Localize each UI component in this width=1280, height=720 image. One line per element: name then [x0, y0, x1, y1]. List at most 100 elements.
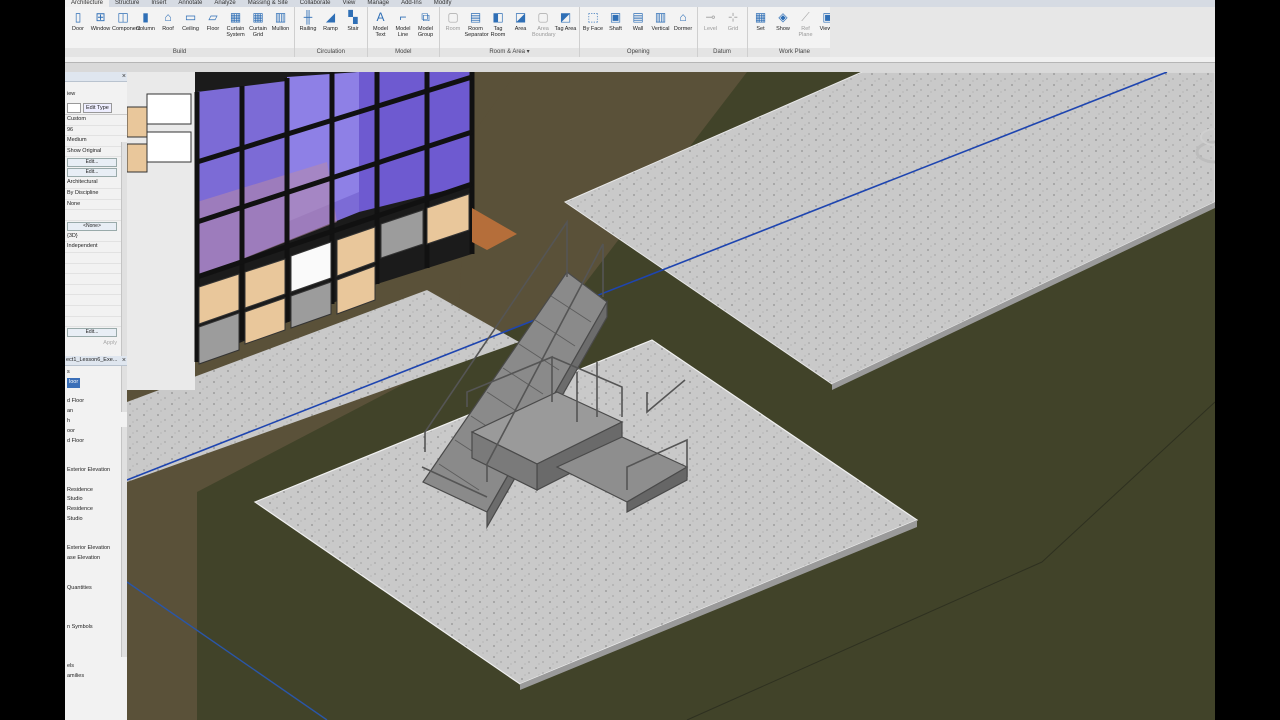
browser-item[interactable]: Exterior Elevation: [65, 544, 127, 554]
ribbon-tab-insert[interactable]: Insert: [145, 0, 172, 7]
level-button[interactable]: ⊸ Level: [700, 10, 722, 48]
window-button[interactable]: ⊞ Window: [90, 10, 112, 48]
browser-item[interactable]: oor: [65, 427, 127, 437]
browser-item[interactable]: [65, 388, 127, 398]
ribbon-tab-architecture[interactable]: Architecture: [65, 0, 110, 7]
ribbon-tab-collaborate[interactable]: Collaborate: [294, 0, 337, 7]
apply-button[interactable]: Apply: [103, 340, 117, 346]
edit-type-button[interactable]: Edit Type: [83, 103, 112, 113]
room-button[interactable]: ▢ Room: [442, 10, 464, 48]
model-group-button[interactable]: ⧉ Model Group: [415, 10, 437, 48]
ramp-button[interactable]: ◢ Ramp: [320, 10, 342, 48]
browser-item[interactable]: [65, 613, 127, 623]
browser-item[interactable]: [65, 535, 127, 545]
property-edit-button[interactable]: Edit...: [67, 168, 117, 178]
ribbon-button-label: Area Boundary: [532, 26, 556, 38]
ribbon-tab-view[interactable]: View: [336, 0, 361, 7]
roof-button[interactable]: ⌂ Roof: [157, 10, 179, 48]
column-button[interactable]: ▮ Column: [135, 10, 157, 48]
model-line-button[interactable]: ⌐ Model Line: [392, 10, 414, 48]
property-edit-button[interactable]: Edit...: [67, 328, 117, 338]
browser-item[interactable]: h: [65, 417, 127, 427]
component-button[interactable]: ◫ Component: [112, 10, 140, 48]
vertical-button[interactable]: ▥ Vertical: [650, 10, 672, 48]
browser-item[interactable]: [65, 603, 127, 613]
project-browser-header: ect1_Lesson6_Exe... ×: [65, 356, 127, 367]
browser-item[interactable]: Residence: [65, 486, 127, 496]
ribbon-tab-structure[interactable]: Structure: [109, 0, 145, 7]
show-button[interactable]: ◈ Show: [772, 10, 794, 48]
ribbon-tab-annotate[interactable]: Annotate: [172, 0, 208, 7]
ribbon-tab-add-ins[interactable]: Add-Ins: [395, 0, 428, 7]
stair-button[interactable]: ▚ Stair: [342, 10, 364, 48]
ribbon-tab-analyze[interactable]: Analyze: [208, 0, 241, 7]
browser-item[interactable]: els: [65, 662, 127, 672]
ribbon-button-label: Roof: [162, 26, 174, 32]
tag-area-button[interactable]: ◩ Tag Area: [555, 10, 577, 48]
browser-item[interactable]: Studio: [65, 515, 127, 525]
property-value: Architectural: [65, 178, 127, 189]
browser-item[interactable]: Quantities: [65, 584, 127, 594]
type-selector[interactable]: iew: [65, 82, 127, 102]
grid-button[interactable]: ⊹ Grid: [722, 10, 744, 48]
ribbon-tab-modify[interactable]: Modify: [428, 0, 458, 7]
property-edit-button[interactable]: Edit...: [67, 158, 117, 168]
browser-item[interactable]: [65, 652, 127, 662]
property-edit-button[interactable]: <None>: [67, 221, 117, 231]
ref-plane-button[interactable]: ⟋ Ref Plane: [795, 10, 817, 48]
set-button[interactable]: ▦ Set: [750, 10, 772, 48]
browser-item[interactable]: amilies: [65, 672, 127, 682]
browser-item[interactable]: d Floor: [65, 397, 127, 407]
model-text-button[interactable]: A Model Text: [370, 10, 392, 48]
steering-wheel-icon[interactable]: [1193, 117, 1215, 177]
close-icon[interactable]: ×: [122, 72, 126, 81]
floor-button[interactable]: ▱ Floor: [202, 10, 224, 48]
ribbon-panel-title: Datum: [697, 48, 747, 57]
area-button[interactable]: ◪ Area: [510, 10, 532, 48]
close-icon[interactable]: ×: [122, 356, 126, 365]
instance-filter-dropdown[interactable]: [67, 103, 81, 113]
browser-item[interactable]: [65, 456, 127, 466]
roof-icon: ⌂: [164, 10, 172, 24]
browser-item[interactable]: [65, 446, 127, 456]
tag-room-button[interactable]: ◧ Tag Room: [487, 10, 509, 48]
door-button[interactable]: ▯ Door: [67, 10, 89, 48]
browser-item[interactable]: [65, 564, 127, 574]
model-line-icon: ⌐: [399, 10, 407, 24]
browser-item[interactable]: ase Elevation: [65, 554, 127, 564]
railing-button[interactable]: ╫ Railing: [297, 10, 319, 48]
browser-item-label: Studio: [67, 496, 83, 503]
curtain-system-button[interactable]: ▦ Curtain System: [225, 10, 247, 48]
browser-item[interactable]: [65, 633, 127, 643]
property-value: [65, 210, 127, 221]
view-type-label: iew: [67, 91, 76, 97]
mullion-button[interactable]: ▥ Mullion: [270, 10, 292, 48]
browser-item[interactable]: an: [65, 407, 127, 417]
ceiling-icon: ▭: [184, 10, 197, 24]
ribbon-tab-massing-site[interactable]: Massing & Site: [242, 0, 294, 7]
ceiling-button[interactable]: ▭ Ceiling: [180, 10, 202, 48]
browser-item-label: an: [67, 408, 74, 415]
shaft-icon: ▣: [609, 10, 622, 24]
3d-viewport[interactable]: [127, 72, 1215, 720]
curtain-grid-button[interactable]: ▦ Curtain Grid: [247, 10, 269, 48]
browser-item[interactable]: [65, 642, 127, 652]
browser-item[interactable]: Residence: [65, 505, 127, 515]
browser-item[interactable]: s: [65, 368, 127, 378]
room-separator-button[interactable]: ▤ Room Separator: [465, 10, 489, 48]
area-boundary-button[interactable]: ▢ Area Boundary: [532, 10, 556, 48]
dormer-button[interactable]: ⌂ Dormer: [672, 10, 694, 48]
wall-button[interactable]: ▤ Wall: [627, 10, 649, 48]
by-face-button[interactable]: ⬚ By Face: [582, 10, 604, 48]
shaft-button[interactable]: ▣ Shaft: [605, 10, 627, 48]
browser-item[interactable]: n Symbols: [65, 623, 127, 633]
browser-item[interactable]: Exterior Elevation: [65, 466, 127, 476]
browser-item[interactable]: d Floor: [65, 437, 127, 447]
ribbon-tab-manage[interactable]: Manage: [361, 0, 395, 7]
browser-item[interactable]: [65, 525, 127, 535]
browser-item[interactable]: Studio: [65, 495, 127, 505]
browser-item[interactable]: [65, 574, 127, 584]
browser-item[interactable]: loor: [65, 377, 127, 388]
browser-item[interactable]: [65, 476, 127, 486]
browser-item[interactable]: [65, 593, 127, 603]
────────────────────
Task requirements
Reproduce the rows unchanged, from the one containing "544, 127, 554]" through the one containing "property-edit-button[interactable]: Edit...: [67, 168, 117, 178]".

Response for this exercise
browser-item[interactable]: Exterior Elevation: [65, 544, 127, 554]
ribbon-tab-insert[interactable]: Insert: [145, 0, 172, 7]
level-button[interactable]: ⊸ Level: [700, 10, 722, 48]
window-button[interactable]: ⊞ Window: [90, 10, 112, 48]
browser-item[interactable]: oor: [65, 427, 127, 437]
browser-item[interactable]: [65, 388, 127, 398]
ribbon-tab-architecture[interactable]: Architecture: [65, 0, 110, 7]
ribbon-tab-collaborate[interactable]: Collaborate: [294, 0, 337, 7]
apply-button[interactable]: Apply: [103, 340, 117, 346]
edit-type-button[interactable]: Edit Type: [83, 103, 112, 113]
room-button[interactable]: ▢ Room: [442, 10, 464, 48]
model-group-button[interactable]: ⧉ Model Group: [415, 10, 437, 48]
ramp-button[interactable]: ◢ Ramp: [320, 10, 342, 48]
browser-item[interactable]: [65, 613, 127, 623]
browser-item[interactable]: [65, 535, 127, 545]
property-edit-button[interactable]: Edit...: [67, 168, 117, 178]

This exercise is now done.